### Directive
Find the word "this" in the records below. List each line containing it.

### Entries provided
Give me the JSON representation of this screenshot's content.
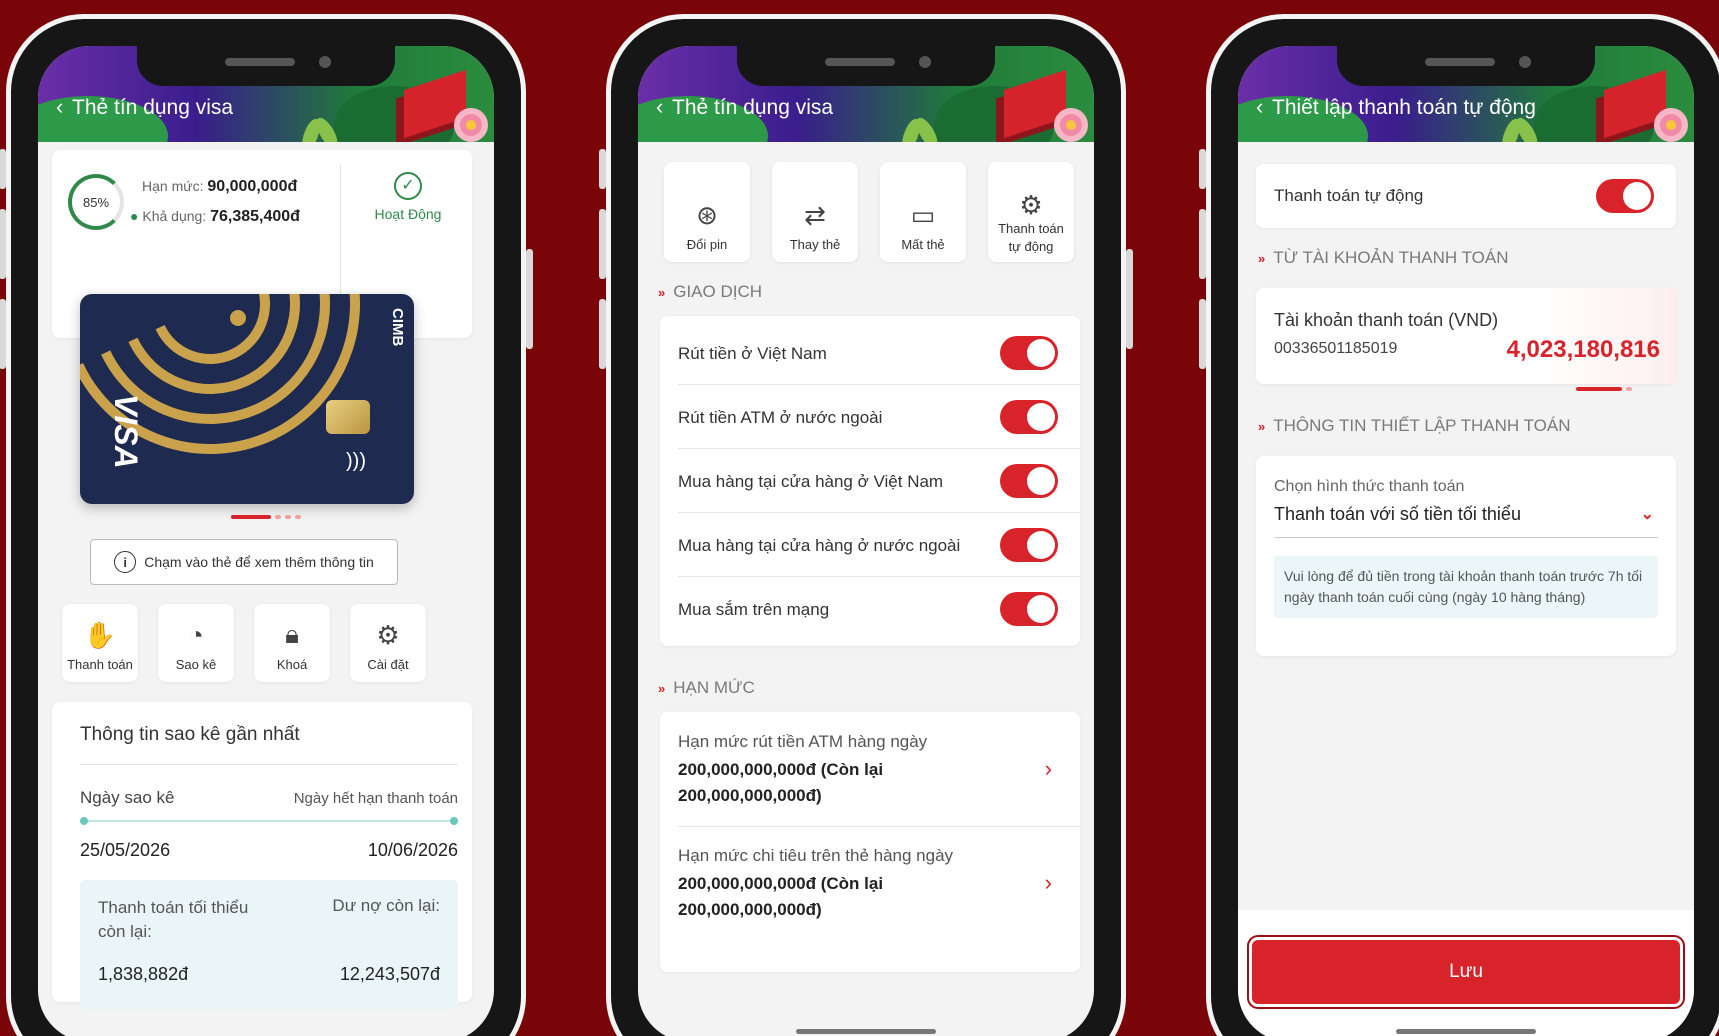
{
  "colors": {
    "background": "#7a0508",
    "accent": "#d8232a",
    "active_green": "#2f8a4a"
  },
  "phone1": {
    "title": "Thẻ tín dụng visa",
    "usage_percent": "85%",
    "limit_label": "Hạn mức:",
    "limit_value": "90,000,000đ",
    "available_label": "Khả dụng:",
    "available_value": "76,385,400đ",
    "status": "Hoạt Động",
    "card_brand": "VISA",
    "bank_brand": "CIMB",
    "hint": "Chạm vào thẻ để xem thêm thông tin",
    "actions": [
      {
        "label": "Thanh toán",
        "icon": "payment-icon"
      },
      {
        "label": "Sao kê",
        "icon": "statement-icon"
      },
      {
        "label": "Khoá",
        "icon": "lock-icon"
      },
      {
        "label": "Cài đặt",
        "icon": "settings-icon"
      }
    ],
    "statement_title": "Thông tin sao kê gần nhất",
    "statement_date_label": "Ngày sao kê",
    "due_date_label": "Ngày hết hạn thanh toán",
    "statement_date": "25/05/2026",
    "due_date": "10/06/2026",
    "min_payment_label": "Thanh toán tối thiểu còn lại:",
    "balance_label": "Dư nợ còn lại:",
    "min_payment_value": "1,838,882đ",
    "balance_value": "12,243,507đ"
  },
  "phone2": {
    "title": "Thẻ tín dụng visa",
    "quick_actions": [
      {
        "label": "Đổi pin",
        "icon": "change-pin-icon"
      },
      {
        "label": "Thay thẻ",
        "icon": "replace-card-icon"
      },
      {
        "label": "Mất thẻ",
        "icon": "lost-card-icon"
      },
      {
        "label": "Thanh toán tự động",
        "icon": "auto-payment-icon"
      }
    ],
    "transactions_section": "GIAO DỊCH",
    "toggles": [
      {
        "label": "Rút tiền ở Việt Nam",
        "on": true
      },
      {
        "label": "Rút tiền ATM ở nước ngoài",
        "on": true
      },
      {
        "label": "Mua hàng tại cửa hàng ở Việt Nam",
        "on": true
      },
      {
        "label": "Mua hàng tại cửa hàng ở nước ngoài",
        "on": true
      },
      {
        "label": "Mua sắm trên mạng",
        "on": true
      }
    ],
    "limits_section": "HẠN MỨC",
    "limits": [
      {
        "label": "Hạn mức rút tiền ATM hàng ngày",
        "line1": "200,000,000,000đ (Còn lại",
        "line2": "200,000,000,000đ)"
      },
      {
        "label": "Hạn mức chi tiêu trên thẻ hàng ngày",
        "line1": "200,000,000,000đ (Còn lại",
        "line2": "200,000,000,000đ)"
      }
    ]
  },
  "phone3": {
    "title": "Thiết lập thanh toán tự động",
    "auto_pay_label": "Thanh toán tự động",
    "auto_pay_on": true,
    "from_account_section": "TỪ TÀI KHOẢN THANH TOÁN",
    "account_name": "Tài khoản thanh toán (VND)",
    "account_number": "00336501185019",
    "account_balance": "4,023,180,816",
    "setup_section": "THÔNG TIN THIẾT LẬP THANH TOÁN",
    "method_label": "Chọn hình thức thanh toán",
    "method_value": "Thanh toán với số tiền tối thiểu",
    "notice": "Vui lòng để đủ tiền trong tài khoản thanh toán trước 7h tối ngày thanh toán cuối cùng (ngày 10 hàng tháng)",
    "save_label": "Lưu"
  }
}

--

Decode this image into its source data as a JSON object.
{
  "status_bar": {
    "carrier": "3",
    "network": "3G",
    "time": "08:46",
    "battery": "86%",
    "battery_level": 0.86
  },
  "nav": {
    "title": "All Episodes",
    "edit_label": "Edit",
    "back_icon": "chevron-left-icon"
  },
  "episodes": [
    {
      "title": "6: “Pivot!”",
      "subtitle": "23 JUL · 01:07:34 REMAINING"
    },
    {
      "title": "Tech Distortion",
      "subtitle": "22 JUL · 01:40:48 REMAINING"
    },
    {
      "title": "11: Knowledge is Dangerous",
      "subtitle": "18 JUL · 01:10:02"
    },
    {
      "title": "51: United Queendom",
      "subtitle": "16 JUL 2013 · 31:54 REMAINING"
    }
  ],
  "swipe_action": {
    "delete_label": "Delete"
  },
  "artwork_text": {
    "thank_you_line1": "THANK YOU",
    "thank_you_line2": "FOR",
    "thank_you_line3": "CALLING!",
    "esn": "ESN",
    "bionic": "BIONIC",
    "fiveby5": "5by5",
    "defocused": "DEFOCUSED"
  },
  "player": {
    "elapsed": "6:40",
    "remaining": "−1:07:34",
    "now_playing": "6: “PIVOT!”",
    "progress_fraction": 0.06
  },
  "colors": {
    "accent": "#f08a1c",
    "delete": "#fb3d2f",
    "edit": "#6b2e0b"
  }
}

### Response to the task
Give me the JSON representation of this screenshot's content.
Decode this image into its source data as a JSON object.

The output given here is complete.